* [Passage to read]:

════

Possible bug related to stm and exceptions

Hi all, I have a program that uses STM heavily and also performs lots of foreign calls. I've noticed that sometimes the program uses 100% CPU indefinitely and uses lots of memory - I see it go up to about 5GB before I kill it. I've grabbed some preliminary samples of stack traces and see lots stm related stuff (e.g. lots of stg_atomically_frame_info and stmCommitTransaction entries). I can pretty reliably get the behavior to happen now by closing a socket that my Haskell program is trying to recv from. When this causes an exception to be raised (something like "recv: resource vanished (Connection reset by peer)") , then this behavior gets triggered. I haven't pinned down the bug yet, but I'm suspecting it is STM related - somehow the exception causes some STM transaction to go wrong. Are there any known bugs that sound similar to this? BTW, this is with GHC 7.6.3 from a recent HP release on OS X. -Andi

I remember Luite mentioning that when he and Ryan Yates where working out
STM for GHCJS, that they had found some bugs in STM in ghc (presumably now
fixed in head?), have you been able to reproduce the problem in head?
theres also some issues with STM relating to fairness, could you be hitting
a fairness issue?
On Wed, Oct 16, 2013 at 9:01 PM, Andreas Voellmy
Hi all,
I have a program that uses STM heavily and also performs lots of foreign calls. I've noticed that sometimes the program uses 100% CPU indefinitely and uses lots of memory - I see it go up to about 5GB before I kill it. I've grabbed some preliminary samples of stack traces and see lots stm related stuff (e.g. lots of stg_atomically_frame_info and stmCommitTransaction entries). I can pretty reliably get the behavior to happen now by closing a socket that my Haskell program is trying to recv from. When this causes an exception to be raised (something like "recv: resource vanished (Connection reset by peer)") , then this behavior gets triggered. I haven't pinned down the bug yet, but I'm suspecting it is STM related - somehow the exception causes some STM transaction to go wrong.

════

* [Data for the task]:

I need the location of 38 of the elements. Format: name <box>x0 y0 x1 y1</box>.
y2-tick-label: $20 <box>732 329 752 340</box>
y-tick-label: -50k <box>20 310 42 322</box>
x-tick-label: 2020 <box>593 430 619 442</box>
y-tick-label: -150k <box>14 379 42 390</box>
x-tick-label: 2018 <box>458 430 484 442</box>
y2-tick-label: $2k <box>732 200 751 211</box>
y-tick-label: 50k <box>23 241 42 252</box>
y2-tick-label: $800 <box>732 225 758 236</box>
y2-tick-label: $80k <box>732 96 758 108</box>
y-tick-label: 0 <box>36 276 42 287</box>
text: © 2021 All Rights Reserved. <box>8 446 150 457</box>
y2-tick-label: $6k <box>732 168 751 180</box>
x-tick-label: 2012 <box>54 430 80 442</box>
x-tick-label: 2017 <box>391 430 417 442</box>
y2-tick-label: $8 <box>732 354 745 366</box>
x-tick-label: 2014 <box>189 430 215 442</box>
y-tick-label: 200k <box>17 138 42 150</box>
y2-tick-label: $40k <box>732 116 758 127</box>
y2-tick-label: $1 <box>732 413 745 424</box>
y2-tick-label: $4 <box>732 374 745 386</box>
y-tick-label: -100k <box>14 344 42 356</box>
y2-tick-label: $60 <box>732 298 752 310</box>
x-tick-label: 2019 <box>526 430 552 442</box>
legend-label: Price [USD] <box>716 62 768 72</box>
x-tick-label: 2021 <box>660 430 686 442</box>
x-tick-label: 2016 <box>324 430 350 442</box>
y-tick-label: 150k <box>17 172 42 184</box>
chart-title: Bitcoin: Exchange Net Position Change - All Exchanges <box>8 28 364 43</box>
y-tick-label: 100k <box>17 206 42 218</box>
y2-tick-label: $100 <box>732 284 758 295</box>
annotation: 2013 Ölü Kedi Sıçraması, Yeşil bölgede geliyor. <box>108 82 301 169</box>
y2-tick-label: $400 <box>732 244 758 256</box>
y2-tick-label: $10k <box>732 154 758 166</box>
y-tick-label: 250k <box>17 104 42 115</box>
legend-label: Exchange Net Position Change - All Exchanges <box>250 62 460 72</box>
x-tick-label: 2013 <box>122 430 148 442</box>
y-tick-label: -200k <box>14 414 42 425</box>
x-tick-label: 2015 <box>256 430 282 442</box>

════

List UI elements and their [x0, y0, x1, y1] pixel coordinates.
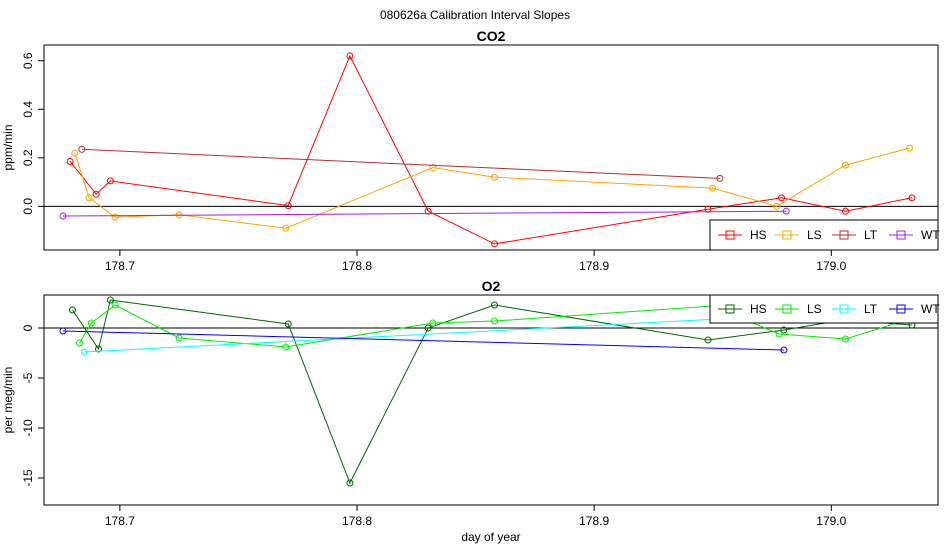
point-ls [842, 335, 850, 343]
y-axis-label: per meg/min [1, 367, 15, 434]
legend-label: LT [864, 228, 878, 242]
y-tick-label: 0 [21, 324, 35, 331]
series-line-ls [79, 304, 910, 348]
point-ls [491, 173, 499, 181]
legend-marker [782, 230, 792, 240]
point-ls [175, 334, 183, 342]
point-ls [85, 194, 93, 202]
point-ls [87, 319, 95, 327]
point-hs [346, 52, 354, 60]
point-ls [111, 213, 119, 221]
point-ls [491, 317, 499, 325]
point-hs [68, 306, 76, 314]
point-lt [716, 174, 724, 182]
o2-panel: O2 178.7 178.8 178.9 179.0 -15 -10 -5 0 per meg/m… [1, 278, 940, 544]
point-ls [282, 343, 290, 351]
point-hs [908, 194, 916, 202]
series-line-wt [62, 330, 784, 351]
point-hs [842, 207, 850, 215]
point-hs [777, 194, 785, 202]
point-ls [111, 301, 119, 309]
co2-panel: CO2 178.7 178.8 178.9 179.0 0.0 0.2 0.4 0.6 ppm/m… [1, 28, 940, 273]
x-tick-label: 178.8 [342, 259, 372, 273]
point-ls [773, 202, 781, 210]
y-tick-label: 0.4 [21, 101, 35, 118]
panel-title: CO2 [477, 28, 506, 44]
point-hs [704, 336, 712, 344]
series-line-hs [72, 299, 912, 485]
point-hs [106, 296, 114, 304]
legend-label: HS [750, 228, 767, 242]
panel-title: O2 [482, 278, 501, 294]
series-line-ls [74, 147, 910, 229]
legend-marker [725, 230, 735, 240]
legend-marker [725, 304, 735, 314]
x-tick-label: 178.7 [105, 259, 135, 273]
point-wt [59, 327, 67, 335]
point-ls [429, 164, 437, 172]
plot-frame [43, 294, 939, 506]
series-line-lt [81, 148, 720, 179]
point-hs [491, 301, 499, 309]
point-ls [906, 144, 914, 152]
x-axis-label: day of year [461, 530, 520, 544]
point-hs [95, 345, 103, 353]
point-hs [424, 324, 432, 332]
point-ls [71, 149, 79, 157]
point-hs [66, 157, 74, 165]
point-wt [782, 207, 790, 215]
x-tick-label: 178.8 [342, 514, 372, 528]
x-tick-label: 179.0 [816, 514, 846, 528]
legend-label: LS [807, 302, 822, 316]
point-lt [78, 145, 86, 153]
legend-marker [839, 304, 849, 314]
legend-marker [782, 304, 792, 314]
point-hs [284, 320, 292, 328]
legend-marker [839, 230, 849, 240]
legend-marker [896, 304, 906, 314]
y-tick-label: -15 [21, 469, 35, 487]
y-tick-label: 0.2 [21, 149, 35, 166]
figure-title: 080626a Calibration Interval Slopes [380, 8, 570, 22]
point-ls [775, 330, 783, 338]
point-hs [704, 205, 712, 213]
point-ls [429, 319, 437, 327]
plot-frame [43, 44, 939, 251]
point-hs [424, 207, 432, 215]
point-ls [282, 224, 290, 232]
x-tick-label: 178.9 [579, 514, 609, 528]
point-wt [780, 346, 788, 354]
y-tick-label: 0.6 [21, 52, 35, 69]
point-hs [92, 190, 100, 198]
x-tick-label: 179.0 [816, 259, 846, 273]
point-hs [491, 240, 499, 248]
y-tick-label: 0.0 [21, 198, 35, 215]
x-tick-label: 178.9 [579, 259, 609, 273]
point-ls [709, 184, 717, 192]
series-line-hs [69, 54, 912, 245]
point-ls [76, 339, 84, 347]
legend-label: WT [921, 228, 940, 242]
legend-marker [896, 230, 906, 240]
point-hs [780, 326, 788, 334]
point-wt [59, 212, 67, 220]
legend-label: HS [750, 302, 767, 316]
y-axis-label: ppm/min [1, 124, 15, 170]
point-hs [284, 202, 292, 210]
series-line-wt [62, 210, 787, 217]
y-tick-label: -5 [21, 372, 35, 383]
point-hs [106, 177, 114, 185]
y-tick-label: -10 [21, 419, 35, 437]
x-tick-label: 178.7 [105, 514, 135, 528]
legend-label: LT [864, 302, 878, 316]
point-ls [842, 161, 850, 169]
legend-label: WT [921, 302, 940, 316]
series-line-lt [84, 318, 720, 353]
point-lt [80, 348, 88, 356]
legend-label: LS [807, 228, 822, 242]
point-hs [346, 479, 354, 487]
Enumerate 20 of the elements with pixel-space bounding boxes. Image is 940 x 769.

════

* [To be done]:
a: Revise the forum thread about the possible STM bug, starting at "I remember Luite" and ending at "problem in head?", replacing "head" with "the development branch".
b: Copy from the first listing every line, starting at the one that contains "I need the location" and ending at the one that contains "y-tick-label: 200k <box>17 138 42 150</box>".
The forum thread and the two listings have no connection to each other.

* [Answers given]:
a:
I remember Luite mentioning that when he and Ryan Yates where working out
STM for GHCJS, that they had found some bugs in STM in ghc (presumably now
fixed in the development branch?), have you been able to reproduce the problem in the development branch?

b:
I need the location of 38 of the elements. Format: name <box>x0 y0 x1 y1</box>.
y2-tick-label: $20 <box>732 329 752 340</box>
y-tick-label: -50k <box>20 310 42 322</box>
x-tick-label: 2020 <box>593 430 619 442</box>
y-tick-label: -150k <box>14 379 42 390</box>
x-tick-label: 2018 <box>458 430 484 442</box>
y2-tick-label: $2k <box>732 200 751 211</box>
y-tick-label: 50k <box>23 241 42 252</box>
y2-tick-label: $800 <box>732 225 758 236</box>
y2-tick-label: $80k <box>732 96 758 108</box>
y-tick-label: 0 <box>36 276 42 287</box>
text: © 2021 All Rights Reserved. <box>8 446 150 457</box>
y2-tick-label: $6k <box>732 168 751 180</box>
x-tick-label: 2012 <box>54 430 80 442</box>
x-tick-label: 2017 <box>391 430 417 442</box>
y2-tick-label: $8 <box>732 354 745 366</box>
x-tick-label: 2014 <box>189 430 215 442</box>
y-tick-label: 200k <box>17 138 42 150</box>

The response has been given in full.